| Stated task |
Each entry below should be written out exactly as it is, with no pictures.

| Material for this exercise |
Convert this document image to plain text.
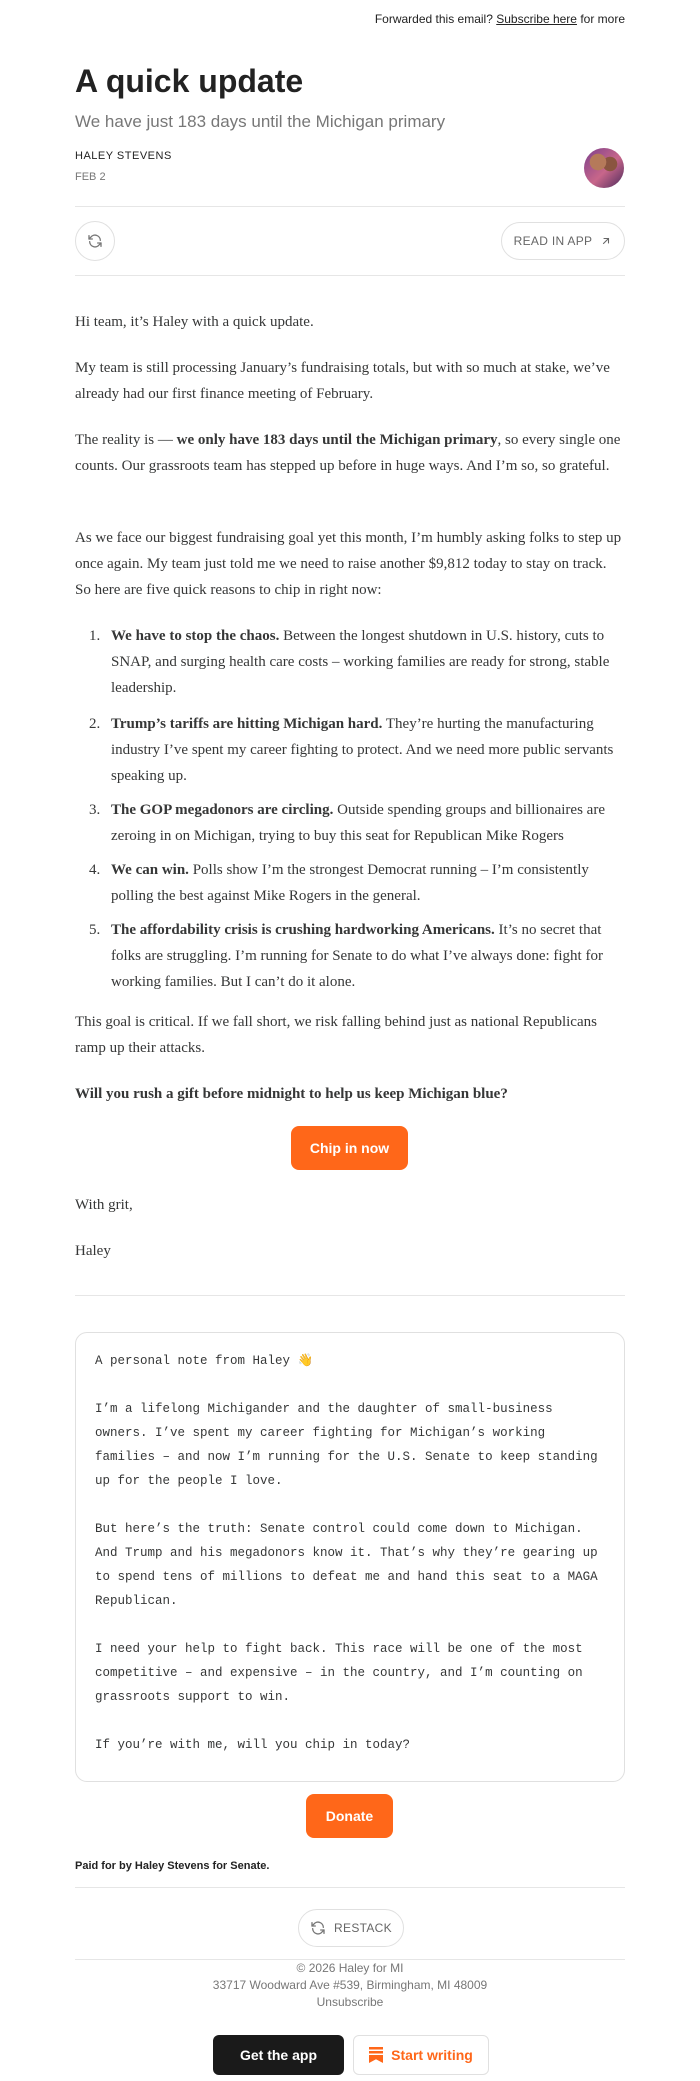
Forwarded this email? Subscribe here for more
A quick update
We have just 183 days until the Michigan primary
HALEY STEVENS
FEB 2
READ IN APP

Hi team, it’s Haley with a quick update.

My team is still processing January’s fundraising totals, but with so much at stake, we’ve already had our first finance meeting of February.

The reality is — we only have 183 days until the Michigan primary, so every single one counts. Our grassroots team has stepped up before in huge ways. And I’m so, so grateful.

As we face our biggest fundraising goal yet this month, I’m humbly asking folks to step up once again. My team just told me we need to raise another $9,812 today to stay on track. So here are five quick reasons to chip in right now:

1. We have to stop the chaos. Between the longest shutdown in U.S. history, cuts to SNAP, and surging health care costs – working families are ready for strong, stable leadership.
2. Trump’s tariffs are hitting Michigan hard. They’re hurting the manufacturing industry I’ve spent my career fighting to protect. And we need more public servants speaking up.
3. The GOP megadonors are circling. Outside spending groups and billionaires are zeroing in on Michigan, trying to buy this seat for Republican Mike Rogers
4. We can win. Polls show I’m the strongest Democrat running – I’m consistently polling the best against Mike Rogers in the general.
5. The affordability crisis is crushing hardworking Americans. It’s no secret that folks are struggling. I’m running for Senate to do what I’ve always done: fight for working families. But I can’t do it alone.

This goal is critical. If we fall short, we risk falling behind just as national Republicans ramp up their attacks.

Will you rush a gift before midnight to help us keep Michigan blue?

Chip in now

With grit,

Haley

A personal note from Haley 👋

I’m a lifelong Michigander and the daughter of small-business owners. I’ve spent my career fighting for Michigan’s working families – and now I’m running for the U.S. Senate to keep standing up for the people I love.

But here’s the truth: Senate control could come down to Michigan. And Trump and his megadonors know it. That’s why they’re gearing up to spend tens of millions to defeat me and hand this seat to a MAGA Republican.

I need your help to fight back. This race will be one of the most competitive – and expensive – in the country, and I’m counting on grassroots support to win.

If you’re with me, will you chip in today?

Donate
Paid for by Haley Stevens for Senate.
RESTACK
© 2026 Haley for MI
33717 Woodward Ave #539, Birmingham, MI 48009
Unsubscribe
Get the app	Start writing
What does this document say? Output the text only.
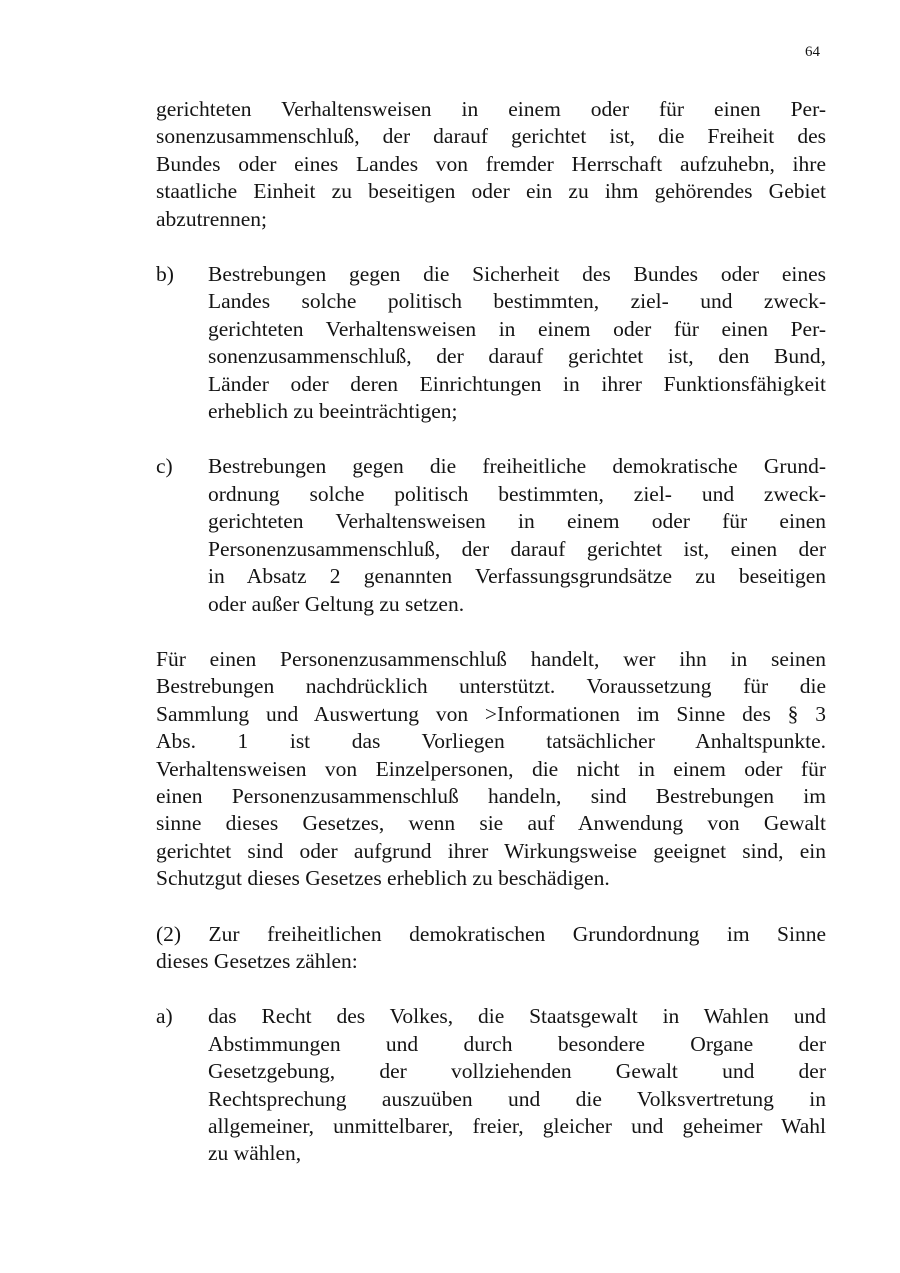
64

gerichteten Verhaltensweisen in einem oder für einen Per-
sonenzusammenschluß, der darauf gerichtet ist, die Freiheit des
Bundes oder eines Landes von fremder Herrschaft aufzuhebn, ihre
staatliche Einheit zu beseitigen oder ein zu ihm gehörendes Gebiet
abzutrennen;

b)	Bestrebungen gegen die Sicherheit des Bundes oder eines
Landes solche politisch bestimmten, ziel- und zweck-
gerichteten Verhaltensweisen in einem oder für einen Per-
sonenzusammenschluß, der darauf gerichtet ist, den Bund,
Länder oder deren Einrichtungen in ihrer Funktionsfähigkeit
erheblich zu beeinträchtigen;
c)	Bestrebungen gegen die freiheitliche demokratische Grund-
ordnung solche politisch bestimmten, ziel- und zweck-
gerichteten Verhaltensweisen in einem oder für einen
Personenzusammenschluß, der darauf gerichtet ist, einen der
in Absatz 2 genannten Verfassungsgrundsätze zu beseitigen
oder außer Geltung zu setzen.

Für einen Personenzusammenschluß handelt, wer ihn in seinen
Bestrebungen nachdrücklich unterstützt. Voraussetzung für die
Sammlung und Auswertung von >Informationen im Sinne des § 3
Abs. 1 ist das Vorliegen tatsächlicher Anhaltspunkte.
Verhaltensweisen von Einzelpersonen, die nicht in einem oder für
einen Personenzusammenschluß handeln, sind Bestrebungen im
sinne dieses Gesetzes, wenn sie auf Anwendung von Gewalt
gerichtet sind oder aufgrund ihrer Wirkungsweise geeignet sind, ein
Schutzgut dieses Gesetzes erheblich zu beschädigen.

(2) Zur freiheitlichen demokratischen Grundordnung im Sinne
dieses Gesetzes zählen:

a)	das Recht des Volkes, die Staatsgewalt in Wahlen und
Abstimmungen und durch besondere Organe der
Gesetzgebung, der vollziehenden Gewalt und der
Rechtsprechung auszuüben und die Volksvertretung in
allgemeiner, unmittelbarer, freier, gleicher und geheimer Wahl
zu wählen,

| Output |
Convert this document image to plain text.
Forwarded this email? Subscribe here for more
A quick update
We have just 183 days until the Michigan primary
HALEY STEVENS
FEB 2
READ IN APP

Hi team, it’s Haley with a quick update.

My team is still processing January’s fundraising totals, but with so much at stake, we’ve already had our first finance meeting of February.

The reality is — we only have 183 days until the Michigan primary, so every single one counts. Our grassroots team has stepped up before in huge ways. And I’m so, so grateful.

As we face our biggest fundraising goal yet this month, I’m humbly asking folks to step up once again. My team just told me we need to raise another $9,812 today to stay on track. So here are five quick reasons to chip in right now:

1. We have to stop the chaos. Between the longest shutdown in U.S. history, cuts to SNAP, and surging health care costs – working families are ready for strong, stable leadership.
2. Trump’s tariffs are hitting Michigan hard. They’re hurting the manufacturing industry I’ve spent my career fighting to protect. And we need more public servants speaking up.
3. The GOP megadonors are circling. Outside spending groups and billionaires are zeroing in on Michigan, trying to buy this seat for Republican Mike Rogers
4. We can win. Polls show I’m the strongest Democrat running – I’m consistently polling the best against Mike Rogers in the general.
5. The affordability crisis is crushing hardworking Americans. It’s no secret that folks are struggling. I’m running for Senate to do what I’ve always done: fight for working families. But I can’t do it alone.

This goal is critical. If we fall short, we risk falling behind just as national Republicans ramp up their attacks.

Will you rush a gift before midnight to help us keep Michigan blue?

Chip in now

With grit,

Haley

A personal note from Haley 👋

I’m a lifelong Michigander and the daughter of small-business owners. I’ve spent my career fighting for Michigan’s working families – and now I’m running for the U.S. Senate to keep standing up for the people I love.

But here’s the truth: Senate control could come down to Michigan. And Trump and his megadonors know it. That’s why they’re gearing up to spend tens of millions to defeat me and hand this seat to a MAGA Republican.

I need your help to fight back. This race will be one of the most competitive – and expensive – in the country, and I’m counting on grassroots support to win.

If you’re with me, will you chip in today?

Donate
Paid for by Haley Stevens for Senate.
RESTACK
© 2026 Haley for MI
33717 Woodward Ave #539, Birmingham, MI 48009
Unsubscribe
Get the app	Start writing
What does this document say? Output the text only.
64

gerichteten Verhaltensweisen in einem oder für einen Per-
sonenzusammenschluß, der darauf gerichtet ist, die Freiheit des
Bundes oder eines Landes von fremder Herrschaft aufzuhebn, ihre
staatliche Einheit zu beseitigen oder ein zu ihm gehörendes Gebiet
abzutrennen;

b)	Bestrebungen gegen die Sicherheit des Bundes oder eines
Landes solche politisch bestimmten, ziel- und zweck-
gerichteten Verhaltensweisen in einem oder für einen Per-
sonenzusammenschluß, der darauf gerichtet ist, den Bund,
Länder oder deren Einrichtungen in ihrer Funktionsfähigkeit
erheblich zu beeinträchtigen;
c)	Bestrebungen gegen die freiheitliche demokratische Grund-
ordnung solche politisch bestimmten, ziel- und zweck-
gerichteten Verhaltensweisen in einem oder für einen
Personenzusammenschluß, der darauf gerichtet ist, einen der
in Absatz 2 genannten Verfassungsgrundsätze zu beseitigen
oder außer Geltung zu setzen.

Für einen Personenzusammenschluß handelt, wer ihn in seinen
Bestrebungen nachdrücklich unterstützt. Voraussetzung für die
Sammlung und Auswertung von >Informationen im Sinne des § 3
Abs. 1 ist das Vorliegen tatsächlicher Anhaltspunkte.
Verhaltensweisen von Einzelpersonen, die nicht in einem oder für
einen Personenzusammenschluß handeln, sind Bestrebungen im
sinne dieses Gesetzes, wenn sie auf Anwendung von Gewalt
gerichtet sind oder aufgrund ihrer Wirkungsweise geeignet sind, ein
Schutzgut dieses Gesetzes erheblich zu beschädigen.

(2) Zur freiheitlichen demokratischen Grundordnung im Sinne
dieses Gesetzes zählen:

a)	das Recht des Volkes, die Staatsgewalt in Wahlen und
Abstimmungen und durch besondere Organe der
Gesetzgebung, der vollziehenden Gewalt und der
Rechtsprechung auszuüben und die Volksvertretung in
allgemeiner, unmittelbarer, freier, gleicher und geheimer Wahl
zu wählen,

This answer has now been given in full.